<<<<
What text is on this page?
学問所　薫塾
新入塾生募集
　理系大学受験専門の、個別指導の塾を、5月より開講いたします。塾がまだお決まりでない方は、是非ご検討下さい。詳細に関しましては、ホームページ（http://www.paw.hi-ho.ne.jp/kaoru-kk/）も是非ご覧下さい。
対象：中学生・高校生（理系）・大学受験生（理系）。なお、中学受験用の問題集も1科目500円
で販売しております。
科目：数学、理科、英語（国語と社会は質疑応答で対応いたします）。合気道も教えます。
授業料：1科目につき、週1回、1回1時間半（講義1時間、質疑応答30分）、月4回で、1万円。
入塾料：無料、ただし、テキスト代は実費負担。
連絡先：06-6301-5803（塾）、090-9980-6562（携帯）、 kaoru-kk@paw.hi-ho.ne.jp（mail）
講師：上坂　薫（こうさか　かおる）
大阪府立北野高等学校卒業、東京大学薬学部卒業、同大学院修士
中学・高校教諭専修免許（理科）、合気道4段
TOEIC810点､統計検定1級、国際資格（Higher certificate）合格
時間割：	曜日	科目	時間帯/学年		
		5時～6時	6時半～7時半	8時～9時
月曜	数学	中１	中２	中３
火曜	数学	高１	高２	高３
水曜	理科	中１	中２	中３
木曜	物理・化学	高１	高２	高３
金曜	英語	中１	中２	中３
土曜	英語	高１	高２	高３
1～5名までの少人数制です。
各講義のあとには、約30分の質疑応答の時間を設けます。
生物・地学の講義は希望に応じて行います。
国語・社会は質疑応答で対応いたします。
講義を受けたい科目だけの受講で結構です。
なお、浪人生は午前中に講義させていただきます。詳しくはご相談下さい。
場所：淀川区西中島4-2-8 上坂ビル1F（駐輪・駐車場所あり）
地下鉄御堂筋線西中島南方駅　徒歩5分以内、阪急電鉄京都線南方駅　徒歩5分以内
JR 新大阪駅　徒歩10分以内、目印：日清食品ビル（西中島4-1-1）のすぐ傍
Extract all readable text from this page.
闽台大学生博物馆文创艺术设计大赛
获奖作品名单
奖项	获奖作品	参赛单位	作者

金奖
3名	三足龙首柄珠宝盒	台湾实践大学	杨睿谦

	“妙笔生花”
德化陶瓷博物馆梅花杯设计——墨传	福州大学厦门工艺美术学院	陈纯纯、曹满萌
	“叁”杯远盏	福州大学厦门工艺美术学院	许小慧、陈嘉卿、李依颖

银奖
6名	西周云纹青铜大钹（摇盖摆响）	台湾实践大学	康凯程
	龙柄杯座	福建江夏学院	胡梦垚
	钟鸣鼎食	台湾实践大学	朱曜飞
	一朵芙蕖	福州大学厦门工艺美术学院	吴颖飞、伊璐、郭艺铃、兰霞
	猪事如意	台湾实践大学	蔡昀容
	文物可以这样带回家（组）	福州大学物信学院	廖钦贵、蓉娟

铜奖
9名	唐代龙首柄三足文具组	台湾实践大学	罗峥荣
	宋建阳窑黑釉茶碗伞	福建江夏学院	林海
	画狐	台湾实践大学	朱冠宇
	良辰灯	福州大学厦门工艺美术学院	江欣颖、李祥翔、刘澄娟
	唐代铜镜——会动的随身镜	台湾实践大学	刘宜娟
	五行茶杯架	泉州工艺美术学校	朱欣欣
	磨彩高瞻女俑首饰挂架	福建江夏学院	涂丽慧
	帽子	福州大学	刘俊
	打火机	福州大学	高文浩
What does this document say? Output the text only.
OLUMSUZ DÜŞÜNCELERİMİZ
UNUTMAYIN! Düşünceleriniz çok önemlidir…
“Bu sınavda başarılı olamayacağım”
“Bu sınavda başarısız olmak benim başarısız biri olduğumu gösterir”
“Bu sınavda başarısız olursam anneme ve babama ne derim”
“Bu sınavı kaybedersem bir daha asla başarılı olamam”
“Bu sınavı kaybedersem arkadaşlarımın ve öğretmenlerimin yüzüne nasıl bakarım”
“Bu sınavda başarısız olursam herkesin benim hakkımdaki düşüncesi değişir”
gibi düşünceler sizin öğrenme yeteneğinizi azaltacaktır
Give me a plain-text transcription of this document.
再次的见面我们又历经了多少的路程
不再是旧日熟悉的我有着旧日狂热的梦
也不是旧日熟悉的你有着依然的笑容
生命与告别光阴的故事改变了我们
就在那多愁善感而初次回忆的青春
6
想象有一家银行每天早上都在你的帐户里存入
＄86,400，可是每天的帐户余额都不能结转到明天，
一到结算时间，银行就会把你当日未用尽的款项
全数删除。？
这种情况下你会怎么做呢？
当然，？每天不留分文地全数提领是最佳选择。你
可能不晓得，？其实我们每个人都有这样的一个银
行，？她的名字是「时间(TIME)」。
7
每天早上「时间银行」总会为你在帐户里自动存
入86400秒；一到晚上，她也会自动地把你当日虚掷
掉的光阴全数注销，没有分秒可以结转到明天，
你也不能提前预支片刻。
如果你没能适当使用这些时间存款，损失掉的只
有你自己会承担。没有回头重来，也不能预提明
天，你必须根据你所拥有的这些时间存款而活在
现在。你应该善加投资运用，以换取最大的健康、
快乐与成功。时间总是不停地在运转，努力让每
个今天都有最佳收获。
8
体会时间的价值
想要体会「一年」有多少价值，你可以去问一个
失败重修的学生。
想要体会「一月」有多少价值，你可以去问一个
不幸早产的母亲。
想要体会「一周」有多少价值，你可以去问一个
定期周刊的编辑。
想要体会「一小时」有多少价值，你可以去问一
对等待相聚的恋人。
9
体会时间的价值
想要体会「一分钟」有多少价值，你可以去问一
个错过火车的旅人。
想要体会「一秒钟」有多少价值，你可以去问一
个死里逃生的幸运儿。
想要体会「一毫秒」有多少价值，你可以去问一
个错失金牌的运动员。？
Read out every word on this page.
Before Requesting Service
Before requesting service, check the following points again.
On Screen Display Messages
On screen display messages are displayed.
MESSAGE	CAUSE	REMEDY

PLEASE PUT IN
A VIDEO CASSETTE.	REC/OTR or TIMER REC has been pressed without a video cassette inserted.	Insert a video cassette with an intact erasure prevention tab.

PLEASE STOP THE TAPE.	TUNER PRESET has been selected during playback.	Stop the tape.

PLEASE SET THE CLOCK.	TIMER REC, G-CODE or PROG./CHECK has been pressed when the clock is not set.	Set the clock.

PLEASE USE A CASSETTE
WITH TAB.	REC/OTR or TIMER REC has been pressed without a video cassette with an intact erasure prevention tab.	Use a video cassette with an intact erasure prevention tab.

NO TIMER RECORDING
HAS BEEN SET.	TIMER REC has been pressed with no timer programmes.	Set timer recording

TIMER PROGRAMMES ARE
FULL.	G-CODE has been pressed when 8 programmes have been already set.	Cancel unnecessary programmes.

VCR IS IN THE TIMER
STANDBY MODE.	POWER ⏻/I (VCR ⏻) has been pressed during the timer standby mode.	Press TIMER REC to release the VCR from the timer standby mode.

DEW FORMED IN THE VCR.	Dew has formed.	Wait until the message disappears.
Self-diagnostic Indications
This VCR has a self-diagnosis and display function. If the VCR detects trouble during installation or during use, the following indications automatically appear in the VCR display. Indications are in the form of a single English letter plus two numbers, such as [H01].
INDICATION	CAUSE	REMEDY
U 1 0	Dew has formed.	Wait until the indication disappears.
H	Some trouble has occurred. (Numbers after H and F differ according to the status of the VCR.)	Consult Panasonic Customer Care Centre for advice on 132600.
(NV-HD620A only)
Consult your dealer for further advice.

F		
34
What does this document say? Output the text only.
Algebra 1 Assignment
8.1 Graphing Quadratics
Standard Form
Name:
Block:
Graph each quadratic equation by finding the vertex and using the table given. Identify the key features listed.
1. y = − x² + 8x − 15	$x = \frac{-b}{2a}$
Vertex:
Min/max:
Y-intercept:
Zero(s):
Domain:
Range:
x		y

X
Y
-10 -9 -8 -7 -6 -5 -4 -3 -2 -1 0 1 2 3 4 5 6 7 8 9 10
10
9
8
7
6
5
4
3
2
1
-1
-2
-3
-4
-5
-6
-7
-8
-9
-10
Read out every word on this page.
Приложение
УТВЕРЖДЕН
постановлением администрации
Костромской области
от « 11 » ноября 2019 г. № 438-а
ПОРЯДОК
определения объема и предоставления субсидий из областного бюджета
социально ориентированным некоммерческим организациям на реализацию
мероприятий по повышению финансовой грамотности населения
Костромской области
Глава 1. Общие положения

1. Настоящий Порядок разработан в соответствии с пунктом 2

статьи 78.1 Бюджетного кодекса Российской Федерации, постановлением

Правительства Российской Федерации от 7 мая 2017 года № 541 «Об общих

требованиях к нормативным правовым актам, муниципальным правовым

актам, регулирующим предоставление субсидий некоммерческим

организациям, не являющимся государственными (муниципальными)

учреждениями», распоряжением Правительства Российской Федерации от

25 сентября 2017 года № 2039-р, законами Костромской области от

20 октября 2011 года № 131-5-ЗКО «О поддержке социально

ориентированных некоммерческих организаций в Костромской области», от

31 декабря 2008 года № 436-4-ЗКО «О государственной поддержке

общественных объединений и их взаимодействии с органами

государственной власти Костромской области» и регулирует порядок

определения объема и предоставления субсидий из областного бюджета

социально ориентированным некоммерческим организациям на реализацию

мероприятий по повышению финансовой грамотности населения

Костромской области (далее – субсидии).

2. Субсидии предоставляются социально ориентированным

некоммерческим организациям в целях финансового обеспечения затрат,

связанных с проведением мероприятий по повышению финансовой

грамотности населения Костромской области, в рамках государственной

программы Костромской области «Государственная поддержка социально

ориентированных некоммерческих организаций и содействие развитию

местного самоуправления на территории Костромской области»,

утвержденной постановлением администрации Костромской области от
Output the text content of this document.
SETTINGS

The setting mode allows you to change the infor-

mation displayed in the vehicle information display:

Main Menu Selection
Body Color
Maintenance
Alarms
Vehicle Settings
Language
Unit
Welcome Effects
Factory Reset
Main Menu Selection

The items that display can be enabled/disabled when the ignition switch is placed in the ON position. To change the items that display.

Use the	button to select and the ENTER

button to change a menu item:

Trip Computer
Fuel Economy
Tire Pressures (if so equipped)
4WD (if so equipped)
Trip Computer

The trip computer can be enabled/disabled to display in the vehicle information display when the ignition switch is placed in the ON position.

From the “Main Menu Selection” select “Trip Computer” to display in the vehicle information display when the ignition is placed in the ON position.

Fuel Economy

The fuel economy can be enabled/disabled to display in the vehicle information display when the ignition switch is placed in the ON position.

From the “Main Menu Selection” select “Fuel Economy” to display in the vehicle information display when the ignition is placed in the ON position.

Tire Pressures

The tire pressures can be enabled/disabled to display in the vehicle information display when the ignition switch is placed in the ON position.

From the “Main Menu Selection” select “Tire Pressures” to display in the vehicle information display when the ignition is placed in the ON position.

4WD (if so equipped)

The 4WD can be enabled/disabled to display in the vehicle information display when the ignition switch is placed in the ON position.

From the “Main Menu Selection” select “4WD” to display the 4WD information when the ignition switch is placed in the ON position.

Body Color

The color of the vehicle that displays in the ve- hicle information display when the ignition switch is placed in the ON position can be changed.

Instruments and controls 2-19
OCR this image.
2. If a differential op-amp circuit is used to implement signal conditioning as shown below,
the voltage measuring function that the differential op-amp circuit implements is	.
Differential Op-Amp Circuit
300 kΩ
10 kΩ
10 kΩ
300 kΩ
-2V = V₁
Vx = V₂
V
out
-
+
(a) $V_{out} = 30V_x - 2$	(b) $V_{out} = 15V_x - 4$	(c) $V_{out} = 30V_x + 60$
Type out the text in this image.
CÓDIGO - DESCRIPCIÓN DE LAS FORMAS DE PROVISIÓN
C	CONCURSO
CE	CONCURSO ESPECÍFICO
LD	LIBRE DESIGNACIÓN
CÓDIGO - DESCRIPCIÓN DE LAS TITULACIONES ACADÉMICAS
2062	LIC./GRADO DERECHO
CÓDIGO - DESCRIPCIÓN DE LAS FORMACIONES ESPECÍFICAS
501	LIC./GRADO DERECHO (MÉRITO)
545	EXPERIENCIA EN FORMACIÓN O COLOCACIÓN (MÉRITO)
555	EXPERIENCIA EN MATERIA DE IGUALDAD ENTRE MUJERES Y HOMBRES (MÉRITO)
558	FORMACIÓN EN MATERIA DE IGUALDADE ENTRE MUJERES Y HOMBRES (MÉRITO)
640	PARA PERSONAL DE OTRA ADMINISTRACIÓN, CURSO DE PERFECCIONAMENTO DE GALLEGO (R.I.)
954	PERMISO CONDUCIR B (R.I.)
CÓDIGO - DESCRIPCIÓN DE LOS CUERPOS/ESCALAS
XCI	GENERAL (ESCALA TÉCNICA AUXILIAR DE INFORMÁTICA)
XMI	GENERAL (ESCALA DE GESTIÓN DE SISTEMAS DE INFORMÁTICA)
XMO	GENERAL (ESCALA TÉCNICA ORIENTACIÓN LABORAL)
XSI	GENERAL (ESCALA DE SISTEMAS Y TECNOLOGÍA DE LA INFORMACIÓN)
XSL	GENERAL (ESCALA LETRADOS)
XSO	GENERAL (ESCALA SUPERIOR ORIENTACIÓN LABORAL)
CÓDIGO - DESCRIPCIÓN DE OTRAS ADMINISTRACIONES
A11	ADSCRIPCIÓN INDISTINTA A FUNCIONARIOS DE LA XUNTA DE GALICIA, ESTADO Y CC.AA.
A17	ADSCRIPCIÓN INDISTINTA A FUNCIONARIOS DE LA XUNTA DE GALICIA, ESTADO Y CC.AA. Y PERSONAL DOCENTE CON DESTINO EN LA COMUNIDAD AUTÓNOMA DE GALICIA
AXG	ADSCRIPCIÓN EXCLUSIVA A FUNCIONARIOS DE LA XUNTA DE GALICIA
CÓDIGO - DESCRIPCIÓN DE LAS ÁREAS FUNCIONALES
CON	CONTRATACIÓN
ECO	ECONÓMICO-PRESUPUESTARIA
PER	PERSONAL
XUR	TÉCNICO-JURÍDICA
>>>>
= Requirements =
Show every line in the entries where the string "Consult" occurs.

= The completed task =
H	Some trouble has occurred. (Numbers after H and F differ according to the status of the VCR.)	Consult Panasonic Customer Care Centre for advice on 132600.
Consult your dealer for further advice.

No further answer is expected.